[BEGIN DATA LISTING]

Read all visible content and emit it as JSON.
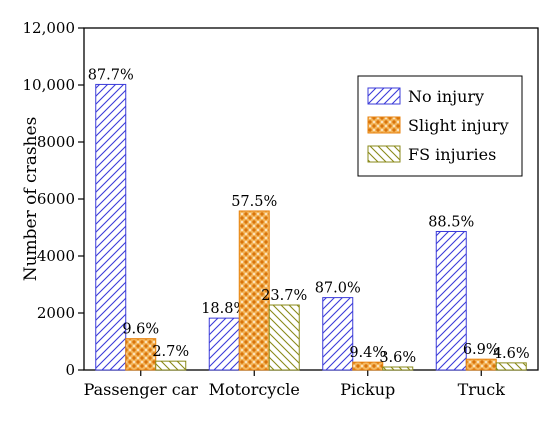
{
  "chart_data": {
    "type": "bar",
    "title": "",
    "xlabel": "",
    "ylabel": "Number of crashes",
    "ylim": [
      0,
      12000
    ],
    "yticks": [
      0,
      2000,
      4000,
      6000,
      8000,
      10000,
      12000
    ],
    "ytick_labels": [
      "0",
      "2000",
      "4000",
      "6000",
      "8000",
      "10,000",
      "12,000"
    ],
    "categories": [
      "Passenger car",
      "Motorcycle",
      "Pickup",
      "Truck"
    ],
    "series": [
      {
        "name": "No injury",
        "color": "#3b3bd9",
        "pattern": "diagonal-hatch",
        "values": [
          10020,
          1820,
          2540,
          4860
        ],
        "labels": [
          "87.7%",
          "18.8%",
          "87.0%",
          "88.5%"
        ]
      },
      {
        "name": "Slight injury",
        "color": "#e8820c",
        "pattern": "dots",
        "values": [
          1100,
          5580,
          275,
          380
        ],
        "labels": [
          "9.6%",
          "57.5%",
          "9.4%",
          "6.9%"
        ]
      },
      {
        "name": "FS injuries",
        "color": "#8a8a1a",
        "pattern": "reverse-diagonal-hatch",
        "values": [
          310,
          2280,
          105,
          250
        ],
        "labels": [
          "2.7%",
          "23.7%",
          "3.6%",
          "4.6%"
        ]
      }
    ],
    "grid": false,
    "legend_position": "top-right"
  }
}
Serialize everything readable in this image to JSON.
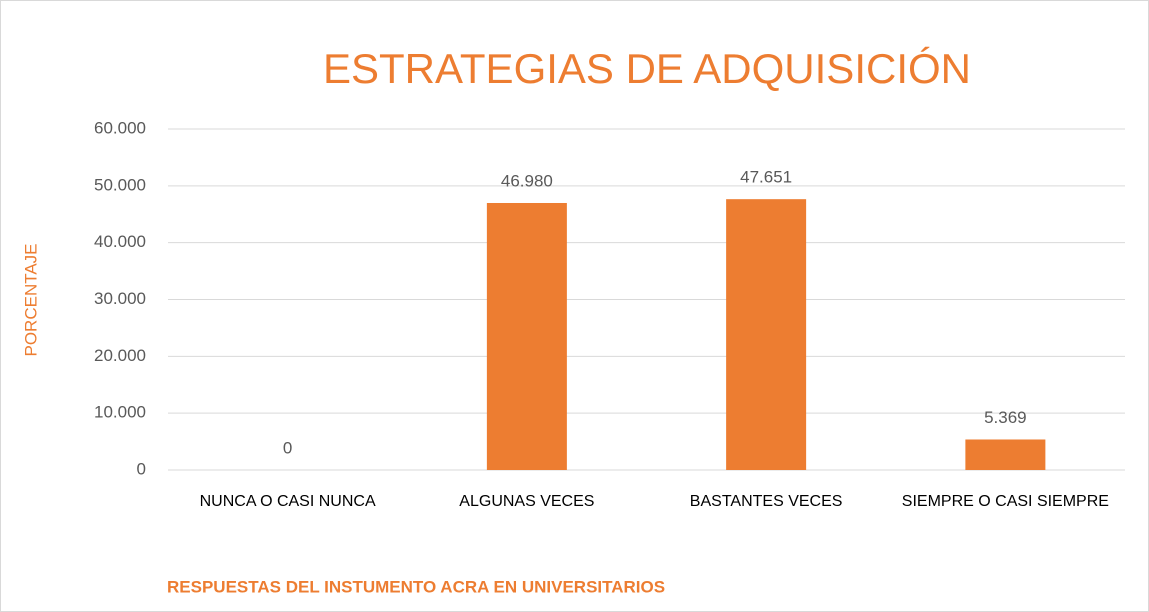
{
  "chart_data": {
    "type": "bar",
    "title": "ESTRATEGIAS DE ADQUISICIÓN",
    "y_label": "PORCENTAJE",
    "x_label": "RESPUESTAS DEL INSTUMENTO ACRA EN UNIVERSITARIOS",
    "categories": [
      "NUNCA O CASI NUNCA",
      "ALGUNAS VECES",
      "BASTANTES VECES",
      "SIEMPRE O CASI SIEMPRE"
    ],
    "values": [
      0,
      46.98,
      47.651,
      5.369
    ],
    "value_labels": [
      "0",
      "46.980",
      "47.651",
      "5.369"
    ],
    "color": "#ed7d31",
    "ylim": [
      0,
      60
    ],
    "yticks": [
      0,
      {
        "value": 10,
        "label": "10.000"
      },
      {
        "value": 20,
        "label": "20.000"
      },
      {
        "value": 30,
        "label": "30.000"
      },
      {
        "value": 40,
        "label": "40.000"
      },
      {
        "value": 50,
        "label": "50.000"
      },
      {
        "value": 60,
        "label": "60.000"
      }
    ],
    "grid": true
  }
}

[END DATA LISTING]

■ **REQUIRED TASK**
Pictures don't belong in the copy. Restate all the entries exactly.

■ **RESULT**
Read all visible content and emit it as JSON.
{
  "chart_data": {
    "type": "bar",
    "title": "",
    "xlabel": "",
    "ylabel": "Number of crashes",
    "ylim": [
      0,
      12000
    ],
    "yticks": [
      0,
      2000,
      4000,
      6000,
      8000,
      10000,
      12000
    ],
    "ytick_labels": [
      "0",
      "2000",
      "4000",
      "6000",
      "8000",
      "10,000",
      "12,000"
    ],
    "categories": [
      "Passenger car",
      "Motorcycle",
      "Pickup",
      "Truck"
    ],
    "series": [
      {
        "name": "No injury",
        "color": "#3b3bd9",
        "pattern": "diagonal-hatch",
        "values": [
          10020,
          1820,
          2540,
          4860
        ],
        "labels": [
          "87.7%",
          "18.8%",
          "87.0%",
          "88.5%"
        ]
      },
      {
        "name": "Slight injury",
        "color": "#e8820c",
        "pattern": "dots",
        "values": [
          1100,
          5580,
          275,
          380
        ],
        "labels": [
          "9.6%",
          "57.5%",
          "9.4%",
          "6.9%"
        ]
      },
      {
        "name": "FS injuries",
        "color": "#8a8a1a",
        "pattern": "reverse-diagonal-hatch",
        "values": [
          310,
          2280,
          105,
          250
        ],
        "labels": [
          "2.7%",
          "23.7%",
          "3.6%",
          "4.6%"
        ]
      }
    ],
    "grid": false,
    "legend_position": "top-right"
  }
}
Serialize everything readable in this image to JSON.
{
  "chart_data": {
    "type": "bar",
    "title": "ESTRATEGIAS DE ADQUISICIÓN",
    "y_label": "PORCENTAJE",
    "x_label": "RESPUESTAS DEL INSTUMENTO ACRA EN UNIVERSITARIOS",
    "categories": [
      "NUNCA O CASI NUNCA",
      "ALGUNAS VECES",
      "BASTANTES VECES",
      "SIEMPRE O CASI SIEMPRE"
    ],
    "values": [
      0,
      46.98,
      47.651,
      5.369
    ],
    "value_labels": [
      "0",
      "46.980",
      "47.651",
      "5.369"
    ],
    "color": "#ed7d31",
    "ylim": [
      0,
      60
    ],
    "yticks": [
      0,
      {
        "value": 10,
        "label": "10.000"
      },
      {
        "value": 20,
        "label": "20.000"
      },
      {
        "value": 30,
        "label": "30.000"
      },
      {
        "value": 40,
        "label": "40.000"
      },
      {
        "value": 50,
        "label": "50.000"
      },
      {
        "value": 60,
        "label": "60.000"
      }
    ],
    "grid": true
  }
}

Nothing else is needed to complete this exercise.